The Housing Choice Act rezoning measure passed by a thin margin last month — but not until after the last-minute introduction of an amendment (ultimately approved) that blindsided many at the March 23 Town Meeting. Town officials say there was not a coordinated behind-the-scenes plan to spring the amendment on residents. But their recollections reveal a rushed series of actions and decisions demonstrating that detailed procedures for Town Meeting should be clearly agreed on and publicized in advance — something the Select Board and Town Moderator have promised to do with public input this spring.
In the weeks leading up to Town Meeting, Lincoln Residents for Housing Alternatives spearheaded a push to vote “no for now” on Article 3. The group wanted more time to collaborate with officials on an alterative plan that would have reduced housing density in the mall subdistrict. Meanwhile, several residents, including but apparently not limited to Planning Board members Lynn DeLisi and Ephraim Flint (who had earlier voted against endorsing the plan), were preparing to submit an amendment on the floor of Town Meeting that aimed to achieve the same goal.

* Dataset excerpt *

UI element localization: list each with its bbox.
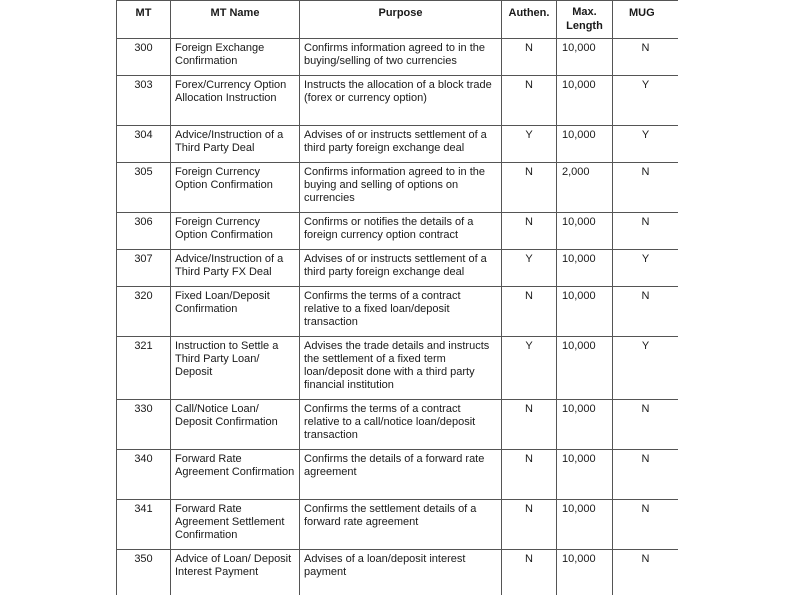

* What is asked *
Carry on the article about the amendment at Lincoln's Town Meeting on the Housing Choice Act rezoning, starting after its final sentence.

* Output for this exercise *
Michelle Barnes, chair of the board of the Rural Land Foundation, which owns the mall, was actually the one to propose the amendment — even though she and the RLF executive director Geoff McGean were taken by surprise when they learned that an amendment of some sort was coming just nine days before Town Meeting. (Both are also members of the Housing Choice Act Working Group, which headed the process of writing new bylaw language.) DeLisi herself was also apparently surprised by Barnes’s move at Town Meeting.
The original draft approved by the Planning Board called for 20 units per acre in the mall subdistrict. The amendment passed at Town Meeting reduced that to 15 units per acre while also increasing the maximum density of the Lincoln Woods subdistrict from eight to 10 units per acre, and the Lincoln Road/Lewis Street subdistrict from 11 to 12. The amendment also struck language that would have given the Planning Board leeway under certain strict conditions to reduce the required percentage of commercial use at the mall from the required 33 percent.
Who knew what and when?
“There seems to be an effort to put a single timeline together that specifies when everyone decided on amendments and that everyone knew what everyone else was doing. This is not the case,” Director of Planning and Land Use Paula Vaughn-Mackenzie told the Lincoln Squirrel on March 26. “There were several people who were thinking about an amendment, not one initiative. There was not one timeline. It was different parties making their own decisions on their own timelines. Nonetheless, here is an incomplete sequence of events:
Sometime before March 14: Town officials learn that an amendment to the zoning bylaw was probably going to be proposed on the floor of Town Meeting. “I recall that I heard that there were several people thinking about an amendment,” Town Moderator Sarah Cannon Holden told the Squirrel on April 1. “I have no idea when I heard that the RLF had an amendment. It seems to me it was just one of many.”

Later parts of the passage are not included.